» Excerpted records:
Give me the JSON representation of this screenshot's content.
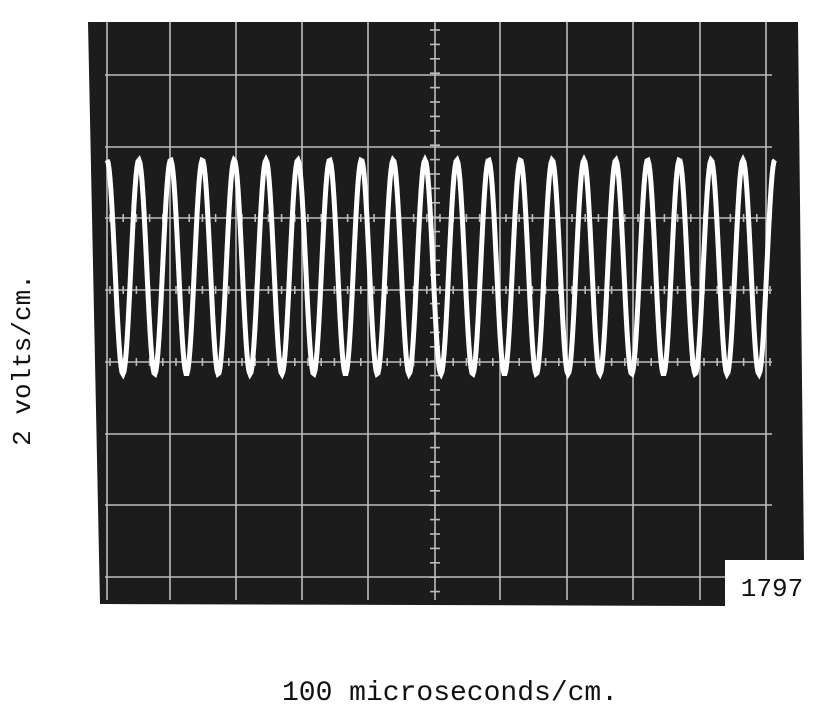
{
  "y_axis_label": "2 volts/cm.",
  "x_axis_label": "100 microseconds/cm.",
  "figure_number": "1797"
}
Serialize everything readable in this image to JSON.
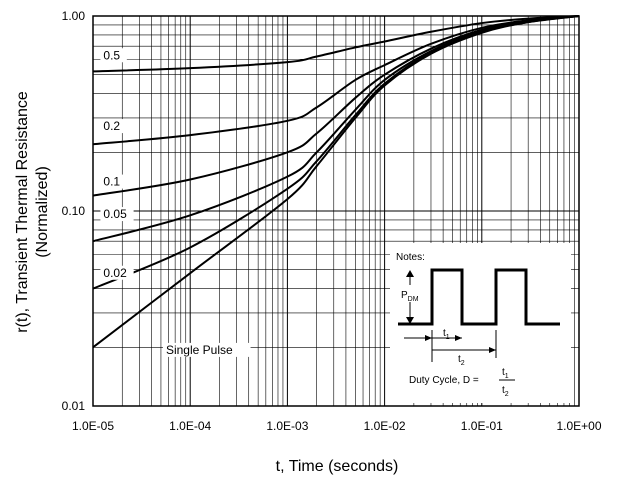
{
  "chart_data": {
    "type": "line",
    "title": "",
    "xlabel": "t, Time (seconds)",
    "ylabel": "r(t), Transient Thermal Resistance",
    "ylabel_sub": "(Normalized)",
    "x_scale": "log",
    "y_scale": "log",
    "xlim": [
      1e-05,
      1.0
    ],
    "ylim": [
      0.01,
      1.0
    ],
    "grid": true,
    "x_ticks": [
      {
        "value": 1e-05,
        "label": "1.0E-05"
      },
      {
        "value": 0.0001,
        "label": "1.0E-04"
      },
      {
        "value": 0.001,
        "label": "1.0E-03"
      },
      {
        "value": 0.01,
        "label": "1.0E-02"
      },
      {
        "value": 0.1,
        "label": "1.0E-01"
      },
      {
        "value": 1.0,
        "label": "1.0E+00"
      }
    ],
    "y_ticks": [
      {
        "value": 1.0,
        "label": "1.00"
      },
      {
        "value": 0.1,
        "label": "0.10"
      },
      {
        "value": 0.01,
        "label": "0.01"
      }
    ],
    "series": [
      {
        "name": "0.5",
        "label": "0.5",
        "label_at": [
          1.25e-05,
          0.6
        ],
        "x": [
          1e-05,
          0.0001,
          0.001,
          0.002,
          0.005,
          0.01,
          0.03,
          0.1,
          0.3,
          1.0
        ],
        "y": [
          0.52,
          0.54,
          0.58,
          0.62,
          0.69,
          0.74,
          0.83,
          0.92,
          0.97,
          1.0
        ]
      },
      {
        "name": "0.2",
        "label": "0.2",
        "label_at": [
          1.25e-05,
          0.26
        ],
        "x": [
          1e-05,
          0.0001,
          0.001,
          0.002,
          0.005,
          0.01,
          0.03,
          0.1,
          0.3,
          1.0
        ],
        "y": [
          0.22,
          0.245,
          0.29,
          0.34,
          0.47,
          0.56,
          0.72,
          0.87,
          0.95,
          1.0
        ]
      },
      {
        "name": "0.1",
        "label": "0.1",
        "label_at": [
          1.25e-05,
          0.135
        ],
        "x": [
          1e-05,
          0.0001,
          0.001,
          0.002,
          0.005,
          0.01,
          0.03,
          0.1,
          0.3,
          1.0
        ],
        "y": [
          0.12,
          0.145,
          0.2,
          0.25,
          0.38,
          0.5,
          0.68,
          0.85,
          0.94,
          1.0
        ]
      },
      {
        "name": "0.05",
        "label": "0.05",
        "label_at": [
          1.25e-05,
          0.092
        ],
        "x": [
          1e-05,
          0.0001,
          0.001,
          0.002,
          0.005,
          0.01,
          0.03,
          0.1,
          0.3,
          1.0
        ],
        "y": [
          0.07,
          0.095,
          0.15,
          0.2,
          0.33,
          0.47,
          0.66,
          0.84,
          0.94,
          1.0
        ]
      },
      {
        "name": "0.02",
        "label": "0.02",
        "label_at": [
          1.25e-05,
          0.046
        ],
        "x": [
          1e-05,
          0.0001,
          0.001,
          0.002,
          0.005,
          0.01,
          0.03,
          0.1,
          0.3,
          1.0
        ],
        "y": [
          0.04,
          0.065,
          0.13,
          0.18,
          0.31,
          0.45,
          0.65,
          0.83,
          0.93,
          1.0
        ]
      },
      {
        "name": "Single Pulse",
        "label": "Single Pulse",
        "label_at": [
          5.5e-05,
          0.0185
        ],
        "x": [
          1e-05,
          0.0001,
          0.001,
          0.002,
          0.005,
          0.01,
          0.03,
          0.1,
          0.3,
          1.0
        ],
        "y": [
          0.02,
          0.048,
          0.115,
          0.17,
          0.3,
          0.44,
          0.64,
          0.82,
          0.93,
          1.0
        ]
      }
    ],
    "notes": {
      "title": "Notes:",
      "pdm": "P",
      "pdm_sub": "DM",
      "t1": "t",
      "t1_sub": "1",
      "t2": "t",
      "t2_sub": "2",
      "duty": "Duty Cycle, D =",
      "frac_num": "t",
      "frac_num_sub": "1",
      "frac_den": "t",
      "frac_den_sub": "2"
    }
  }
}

==

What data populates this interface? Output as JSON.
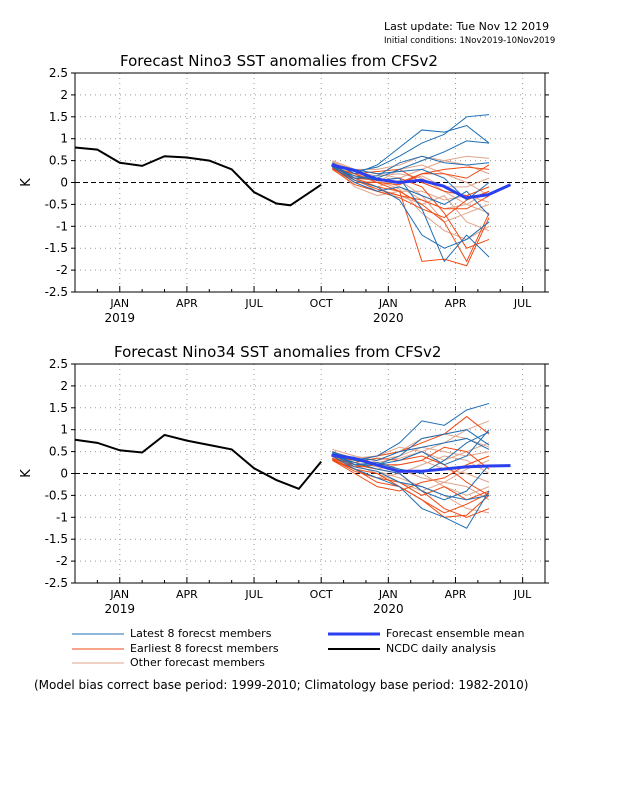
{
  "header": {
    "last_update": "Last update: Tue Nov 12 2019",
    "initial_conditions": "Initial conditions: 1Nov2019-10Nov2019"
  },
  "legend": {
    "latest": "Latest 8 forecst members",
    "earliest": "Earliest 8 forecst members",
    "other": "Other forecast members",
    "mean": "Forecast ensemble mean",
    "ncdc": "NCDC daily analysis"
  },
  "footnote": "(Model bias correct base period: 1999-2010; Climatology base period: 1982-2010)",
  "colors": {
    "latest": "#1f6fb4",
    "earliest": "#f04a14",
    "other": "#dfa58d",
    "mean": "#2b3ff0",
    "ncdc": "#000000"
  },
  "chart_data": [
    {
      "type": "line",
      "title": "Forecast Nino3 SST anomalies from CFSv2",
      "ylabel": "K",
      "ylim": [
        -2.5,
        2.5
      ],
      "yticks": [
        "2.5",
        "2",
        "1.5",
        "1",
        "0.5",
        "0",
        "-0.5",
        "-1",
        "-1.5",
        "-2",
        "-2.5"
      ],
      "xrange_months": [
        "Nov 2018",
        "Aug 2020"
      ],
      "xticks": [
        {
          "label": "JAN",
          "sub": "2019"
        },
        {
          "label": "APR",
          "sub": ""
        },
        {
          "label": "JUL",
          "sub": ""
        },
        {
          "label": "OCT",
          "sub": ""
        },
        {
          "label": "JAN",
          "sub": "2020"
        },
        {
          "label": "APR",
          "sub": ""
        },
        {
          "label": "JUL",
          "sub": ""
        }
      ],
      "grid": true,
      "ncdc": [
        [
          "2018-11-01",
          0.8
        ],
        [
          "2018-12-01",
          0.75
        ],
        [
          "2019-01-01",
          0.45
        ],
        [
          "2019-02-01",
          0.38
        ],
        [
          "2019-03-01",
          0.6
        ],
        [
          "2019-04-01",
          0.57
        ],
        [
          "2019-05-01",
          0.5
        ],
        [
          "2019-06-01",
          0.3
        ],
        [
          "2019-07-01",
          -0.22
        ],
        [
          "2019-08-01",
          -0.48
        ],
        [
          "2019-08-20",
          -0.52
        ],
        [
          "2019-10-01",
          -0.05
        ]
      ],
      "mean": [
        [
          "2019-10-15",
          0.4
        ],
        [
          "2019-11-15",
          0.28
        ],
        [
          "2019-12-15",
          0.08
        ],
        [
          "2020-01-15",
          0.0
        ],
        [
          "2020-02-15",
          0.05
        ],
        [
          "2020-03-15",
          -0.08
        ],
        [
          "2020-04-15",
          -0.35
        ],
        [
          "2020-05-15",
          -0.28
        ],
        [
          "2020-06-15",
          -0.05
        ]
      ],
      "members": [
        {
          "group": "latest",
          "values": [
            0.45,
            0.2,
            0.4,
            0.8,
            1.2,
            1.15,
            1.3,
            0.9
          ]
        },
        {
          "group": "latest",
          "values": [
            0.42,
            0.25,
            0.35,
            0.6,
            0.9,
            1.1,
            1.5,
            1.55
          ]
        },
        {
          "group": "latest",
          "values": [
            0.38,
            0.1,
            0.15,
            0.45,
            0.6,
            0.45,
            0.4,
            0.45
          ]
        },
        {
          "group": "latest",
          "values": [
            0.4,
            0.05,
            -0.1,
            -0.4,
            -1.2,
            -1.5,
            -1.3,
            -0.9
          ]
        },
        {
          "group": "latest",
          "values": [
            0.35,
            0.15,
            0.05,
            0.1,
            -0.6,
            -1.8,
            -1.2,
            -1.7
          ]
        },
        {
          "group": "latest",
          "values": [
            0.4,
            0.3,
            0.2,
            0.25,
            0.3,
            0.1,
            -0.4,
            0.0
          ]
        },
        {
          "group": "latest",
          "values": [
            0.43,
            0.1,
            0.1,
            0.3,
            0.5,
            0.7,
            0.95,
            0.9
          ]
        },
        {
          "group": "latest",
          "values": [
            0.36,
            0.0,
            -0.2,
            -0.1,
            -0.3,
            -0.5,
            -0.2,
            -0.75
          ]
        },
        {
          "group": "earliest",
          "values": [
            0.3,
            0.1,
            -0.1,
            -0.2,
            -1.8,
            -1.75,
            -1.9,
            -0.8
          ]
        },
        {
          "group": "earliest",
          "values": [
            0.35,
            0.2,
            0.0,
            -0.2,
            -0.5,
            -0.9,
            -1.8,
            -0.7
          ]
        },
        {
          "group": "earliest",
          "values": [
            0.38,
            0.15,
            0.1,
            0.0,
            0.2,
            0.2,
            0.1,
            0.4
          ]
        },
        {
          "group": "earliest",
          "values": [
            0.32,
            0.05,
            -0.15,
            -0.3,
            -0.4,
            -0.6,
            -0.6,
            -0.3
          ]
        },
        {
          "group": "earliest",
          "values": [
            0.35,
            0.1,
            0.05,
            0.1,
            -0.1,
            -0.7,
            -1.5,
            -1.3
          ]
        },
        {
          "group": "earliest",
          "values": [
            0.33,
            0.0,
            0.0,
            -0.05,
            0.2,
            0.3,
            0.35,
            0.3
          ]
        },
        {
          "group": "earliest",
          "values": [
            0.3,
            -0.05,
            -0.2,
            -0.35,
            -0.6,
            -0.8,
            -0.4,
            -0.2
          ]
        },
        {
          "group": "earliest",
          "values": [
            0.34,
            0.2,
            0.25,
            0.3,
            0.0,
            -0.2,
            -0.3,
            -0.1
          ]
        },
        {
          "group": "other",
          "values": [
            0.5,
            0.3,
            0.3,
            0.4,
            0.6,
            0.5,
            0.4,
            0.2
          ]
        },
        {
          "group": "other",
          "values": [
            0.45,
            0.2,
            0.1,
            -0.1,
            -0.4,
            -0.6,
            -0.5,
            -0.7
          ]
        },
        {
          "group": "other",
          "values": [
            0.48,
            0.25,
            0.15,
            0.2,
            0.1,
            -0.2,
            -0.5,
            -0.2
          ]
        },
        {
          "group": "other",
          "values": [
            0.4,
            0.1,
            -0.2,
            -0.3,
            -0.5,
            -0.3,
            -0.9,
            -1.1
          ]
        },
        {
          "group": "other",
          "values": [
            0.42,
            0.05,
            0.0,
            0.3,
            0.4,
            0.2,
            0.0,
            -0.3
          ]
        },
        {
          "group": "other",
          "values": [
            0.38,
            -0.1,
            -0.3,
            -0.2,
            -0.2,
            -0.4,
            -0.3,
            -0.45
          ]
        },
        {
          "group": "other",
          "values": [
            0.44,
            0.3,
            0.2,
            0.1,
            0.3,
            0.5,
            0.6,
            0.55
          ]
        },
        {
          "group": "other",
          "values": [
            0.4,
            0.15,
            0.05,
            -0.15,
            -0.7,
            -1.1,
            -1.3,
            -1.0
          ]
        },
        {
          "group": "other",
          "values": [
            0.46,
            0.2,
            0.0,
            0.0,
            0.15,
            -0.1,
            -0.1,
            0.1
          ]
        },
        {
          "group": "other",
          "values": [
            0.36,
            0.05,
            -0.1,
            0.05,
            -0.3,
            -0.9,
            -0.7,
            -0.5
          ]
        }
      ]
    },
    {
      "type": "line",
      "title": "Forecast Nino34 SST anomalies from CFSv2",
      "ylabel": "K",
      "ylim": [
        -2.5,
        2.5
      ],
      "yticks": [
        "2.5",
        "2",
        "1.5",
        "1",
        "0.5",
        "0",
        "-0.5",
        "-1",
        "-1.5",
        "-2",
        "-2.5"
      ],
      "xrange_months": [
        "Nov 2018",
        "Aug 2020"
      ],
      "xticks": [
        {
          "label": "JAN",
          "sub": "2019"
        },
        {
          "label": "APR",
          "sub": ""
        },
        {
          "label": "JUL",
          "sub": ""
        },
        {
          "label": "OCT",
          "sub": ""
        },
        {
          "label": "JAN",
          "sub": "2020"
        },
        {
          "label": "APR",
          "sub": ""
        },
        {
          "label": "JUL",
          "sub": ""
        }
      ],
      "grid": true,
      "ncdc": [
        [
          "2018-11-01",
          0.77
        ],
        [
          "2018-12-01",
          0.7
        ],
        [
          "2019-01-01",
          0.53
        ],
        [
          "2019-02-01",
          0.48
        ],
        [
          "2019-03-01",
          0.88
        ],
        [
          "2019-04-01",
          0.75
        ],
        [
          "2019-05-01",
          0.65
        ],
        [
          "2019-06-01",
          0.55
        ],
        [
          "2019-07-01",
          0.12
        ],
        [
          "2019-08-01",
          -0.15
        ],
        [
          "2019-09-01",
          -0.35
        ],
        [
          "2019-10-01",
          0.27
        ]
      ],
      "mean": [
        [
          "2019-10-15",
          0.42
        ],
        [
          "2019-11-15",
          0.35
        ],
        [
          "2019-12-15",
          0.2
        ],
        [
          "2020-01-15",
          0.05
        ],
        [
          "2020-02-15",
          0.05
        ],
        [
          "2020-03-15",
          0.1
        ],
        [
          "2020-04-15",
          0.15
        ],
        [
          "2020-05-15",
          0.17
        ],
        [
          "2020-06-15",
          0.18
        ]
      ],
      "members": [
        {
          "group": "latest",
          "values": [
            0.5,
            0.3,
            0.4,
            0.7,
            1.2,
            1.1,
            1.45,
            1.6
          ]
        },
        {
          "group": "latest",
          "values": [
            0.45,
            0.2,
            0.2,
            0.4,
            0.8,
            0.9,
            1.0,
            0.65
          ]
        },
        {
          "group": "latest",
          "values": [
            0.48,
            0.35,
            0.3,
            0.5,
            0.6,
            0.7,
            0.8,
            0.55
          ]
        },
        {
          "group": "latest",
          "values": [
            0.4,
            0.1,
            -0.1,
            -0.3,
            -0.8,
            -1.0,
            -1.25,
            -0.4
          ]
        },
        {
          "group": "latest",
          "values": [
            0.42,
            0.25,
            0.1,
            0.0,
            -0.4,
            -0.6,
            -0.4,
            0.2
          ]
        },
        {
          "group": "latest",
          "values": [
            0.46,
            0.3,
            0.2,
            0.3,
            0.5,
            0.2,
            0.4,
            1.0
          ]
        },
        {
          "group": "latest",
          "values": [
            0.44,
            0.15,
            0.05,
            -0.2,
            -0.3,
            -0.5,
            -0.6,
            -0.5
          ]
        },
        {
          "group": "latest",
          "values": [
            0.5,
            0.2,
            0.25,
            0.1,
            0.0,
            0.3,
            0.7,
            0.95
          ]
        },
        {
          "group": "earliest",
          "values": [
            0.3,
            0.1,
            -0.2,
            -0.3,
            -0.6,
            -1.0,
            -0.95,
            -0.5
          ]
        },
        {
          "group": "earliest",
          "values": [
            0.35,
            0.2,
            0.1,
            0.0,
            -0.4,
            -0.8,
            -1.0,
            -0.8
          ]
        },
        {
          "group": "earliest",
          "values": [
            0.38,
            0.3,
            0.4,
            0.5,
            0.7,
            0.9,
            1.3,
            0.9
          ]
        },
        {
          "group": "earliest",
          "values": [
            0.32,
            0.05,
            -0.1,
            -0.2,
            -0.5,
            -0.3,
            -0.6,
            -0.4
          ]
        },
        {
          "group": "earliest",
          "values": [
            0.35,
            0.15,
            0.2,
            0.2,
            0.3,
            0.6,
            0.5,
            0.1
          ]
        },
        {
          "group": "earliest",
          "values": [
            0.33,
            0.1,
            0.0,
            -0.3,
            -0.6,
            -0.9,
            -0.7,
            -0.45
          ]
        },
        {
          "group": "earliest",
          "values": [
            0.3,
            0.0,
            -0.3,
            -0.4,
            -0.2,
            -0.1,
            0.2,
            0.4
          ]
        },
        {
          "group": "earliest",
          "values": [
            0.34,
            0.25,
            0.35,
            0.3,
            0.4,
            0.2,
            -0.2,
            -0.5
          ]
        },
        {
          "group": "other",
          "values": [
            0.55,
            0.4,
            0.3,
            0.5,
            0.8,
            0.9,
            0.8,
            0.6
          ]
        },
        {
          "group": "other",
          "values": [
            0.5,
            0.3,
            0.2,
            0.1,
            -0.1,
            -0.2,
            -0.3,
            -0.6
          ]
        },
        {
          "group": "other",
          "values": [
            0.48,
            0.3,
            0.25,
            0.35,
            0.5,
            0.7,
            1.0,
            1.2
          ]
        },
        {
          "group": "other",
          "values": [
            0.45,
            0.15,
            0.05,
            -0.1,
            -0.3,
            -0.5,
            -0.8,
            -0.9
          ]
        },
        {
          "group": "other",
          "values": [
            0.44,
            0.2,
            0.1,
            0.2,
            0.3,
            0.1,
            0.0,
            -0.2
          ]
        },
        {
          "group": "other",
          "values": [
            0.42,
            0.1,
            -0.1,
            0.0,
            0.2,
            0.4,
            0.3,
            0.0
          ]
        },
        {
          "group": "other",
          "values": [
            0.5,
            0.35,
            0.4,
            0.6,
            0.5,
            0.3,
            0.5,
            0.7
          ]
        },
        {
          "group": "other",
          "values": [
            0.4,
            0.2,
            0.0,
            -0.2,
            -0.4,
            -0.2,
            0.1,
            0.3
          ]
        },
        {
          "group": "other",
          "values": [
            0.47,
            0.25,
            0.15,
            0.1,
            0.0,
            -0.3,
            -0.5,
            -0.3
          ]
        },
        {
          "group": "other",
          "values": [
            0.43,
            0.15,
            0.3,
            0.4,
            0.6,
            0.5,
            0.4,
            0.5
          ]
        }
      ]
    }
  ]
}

--

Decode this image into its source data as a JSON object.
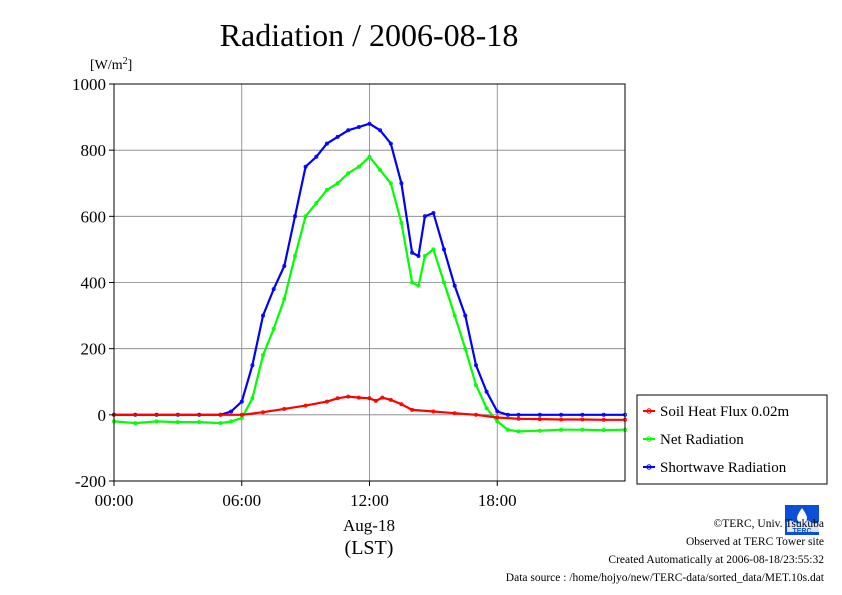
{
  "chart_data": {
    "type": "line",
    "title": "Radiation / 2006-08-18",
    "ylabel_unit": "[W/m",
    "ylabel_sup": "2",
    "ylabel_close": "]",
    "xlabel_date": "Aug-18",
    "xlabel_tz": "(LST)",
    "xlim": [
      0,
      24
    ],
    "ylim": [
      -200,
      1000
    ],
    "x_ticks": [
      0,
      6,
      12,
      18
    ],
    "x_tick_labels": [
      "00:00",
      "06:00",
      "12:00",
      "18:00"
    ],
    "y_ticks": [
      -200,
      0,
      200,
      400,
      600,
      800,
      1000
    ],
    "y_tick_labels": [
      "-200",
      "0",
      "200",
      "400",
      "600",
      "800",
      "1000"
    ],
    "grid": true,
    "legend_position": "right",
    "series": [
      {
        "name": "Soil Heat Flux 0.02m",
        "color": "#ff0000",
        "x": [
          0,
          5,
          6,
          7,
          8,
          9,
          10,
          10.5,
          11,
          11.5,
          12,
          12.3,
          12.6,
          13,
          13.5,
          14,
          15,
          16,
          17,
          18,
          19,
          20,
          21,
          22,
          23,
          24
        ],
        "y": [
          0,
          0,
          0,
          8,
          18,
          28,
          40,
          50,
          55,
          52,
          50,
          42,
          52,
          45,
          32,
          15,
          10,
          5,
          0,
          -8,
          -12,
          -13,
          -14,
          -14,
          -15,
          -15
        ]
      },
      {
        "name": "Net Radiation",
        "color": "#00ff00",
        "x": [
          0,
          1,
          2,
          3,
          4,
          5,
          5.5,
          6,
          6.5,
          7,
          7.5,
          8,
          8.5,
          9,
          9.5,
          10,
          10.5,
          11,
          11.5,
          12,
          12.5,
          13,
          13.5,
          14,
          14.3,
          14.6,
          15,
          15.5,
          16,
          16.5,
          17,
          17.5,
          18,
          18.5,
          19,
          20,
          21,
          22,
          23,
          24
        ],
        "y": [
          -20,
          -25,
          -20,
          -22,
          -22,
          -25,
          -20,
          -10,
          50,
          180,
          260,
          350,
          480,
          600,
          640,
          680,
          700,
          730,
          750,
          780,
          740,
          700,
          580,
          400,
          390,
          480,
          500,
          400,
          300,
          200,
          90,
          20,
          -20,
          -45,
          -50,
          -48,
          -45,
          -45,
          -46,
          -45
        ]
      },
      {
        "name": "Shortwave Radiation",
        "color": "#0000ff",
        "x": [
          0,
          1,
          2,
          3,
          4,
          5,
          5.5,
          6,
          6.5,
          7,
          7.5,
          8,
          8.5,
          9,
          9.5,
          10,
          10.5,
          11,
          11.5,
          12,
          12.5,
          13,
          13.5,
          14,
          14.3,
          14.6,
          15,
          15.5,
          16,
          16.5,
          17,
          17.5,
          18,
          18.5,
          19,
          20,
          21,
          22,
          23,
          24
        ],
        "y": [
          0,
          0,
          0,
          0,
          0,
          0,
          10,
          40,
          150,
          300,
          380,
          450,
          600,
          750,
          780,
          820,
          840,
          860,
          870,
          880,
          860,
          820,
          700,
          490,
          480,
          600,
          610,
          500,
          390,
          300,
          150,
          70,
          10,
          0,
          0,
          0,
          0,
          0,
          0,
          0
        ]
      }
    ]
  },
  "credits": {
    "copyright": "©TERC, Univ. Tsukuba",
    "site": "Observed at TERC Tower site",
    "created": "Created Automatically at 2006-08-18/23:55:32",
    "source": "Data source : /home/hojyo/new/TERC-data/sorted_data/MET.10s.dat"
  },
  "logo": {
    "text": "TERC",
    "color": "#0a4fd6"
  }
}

» Written request: Copy all lines from the material that hold "source".

» Task output:
Decode this image into its source data as a JSON object.
    "source": "Data source : /home/hojyo/new/TERC-data/sorted_data/MET.10s.dat"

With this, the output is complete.